What the task asks
Each line of the material below should be reproduced exactly.

┌────────

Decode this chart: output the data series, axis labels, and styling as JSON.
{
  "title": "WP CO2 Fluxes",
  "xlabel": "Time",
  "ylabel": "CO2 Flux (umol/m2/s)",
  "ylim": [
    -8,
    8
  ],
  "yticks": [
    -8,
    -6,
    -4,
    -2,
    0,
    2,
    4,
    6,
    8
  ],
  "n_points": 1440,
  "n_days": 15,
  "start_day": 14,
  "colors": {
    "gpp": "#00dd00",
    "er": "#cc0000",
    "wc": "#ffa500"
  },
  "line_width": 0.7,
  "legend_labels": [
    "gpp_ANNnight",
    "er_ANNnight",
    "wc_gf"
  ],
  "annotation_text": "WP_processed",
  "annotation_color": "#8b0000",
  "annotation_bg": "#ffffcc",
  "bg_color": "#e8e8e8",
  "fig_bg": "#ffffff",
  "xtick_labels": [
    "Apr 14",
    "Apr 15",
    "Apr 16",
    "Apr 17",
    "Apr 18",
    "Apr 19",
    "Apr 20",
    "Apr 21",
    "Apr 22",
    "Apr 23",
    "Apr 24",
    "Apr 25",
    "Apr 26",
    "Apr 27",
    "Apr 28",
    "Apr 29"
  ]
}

└────────

Answer in full
Decode this chart: output the data series, axis labels, and styling as JSON.
{
  "title": "WP CO2 Fluxes",
  "xlabel": "Time",
  "ylabel": "CO2 Flux (umol/m2/s)",
  "ylim": [
    -8,
    8
  ],
  "yticks": [
    -8,
    -6,
    -4,
    -2,
    0,
    2,
    4,
    6,
    8
  ],
  "n_points": 1440,
  "n_days": 15,
  "start_day": 14,
  "colors": {
    "gpp": "#00dd00",
    "er": "#cc0000",
    "wc": "#ffa500"
  },
  "line_width": 0.7,
  "legend_labels": [
    "gpp_ANNnight",
    "er_ANNnight",
    "wc_gf"
  ],
  "annotation_text": "WP_processed",
  "annotation_color": "#8b0000",
  "annotation_bg": "#ffffcc",
  "bg_color": "#e8e8e8",
  "fig_bg": "#ffffff",
  "xtick_labels": [
    "Apr 14",
    "Apr 15",
    "Apr 16",
    "Apr 17",
    "Apr 18",
    "Apr 19",
    "Apr 20",
    "Apr 21",
    "Apr 22",
    "Apr 23",
    "Apr 24",
    "Apr 25",
    "Apr 26",
    "Apr 27",
    "Apr 28",
    "Apr 29"
  ]
}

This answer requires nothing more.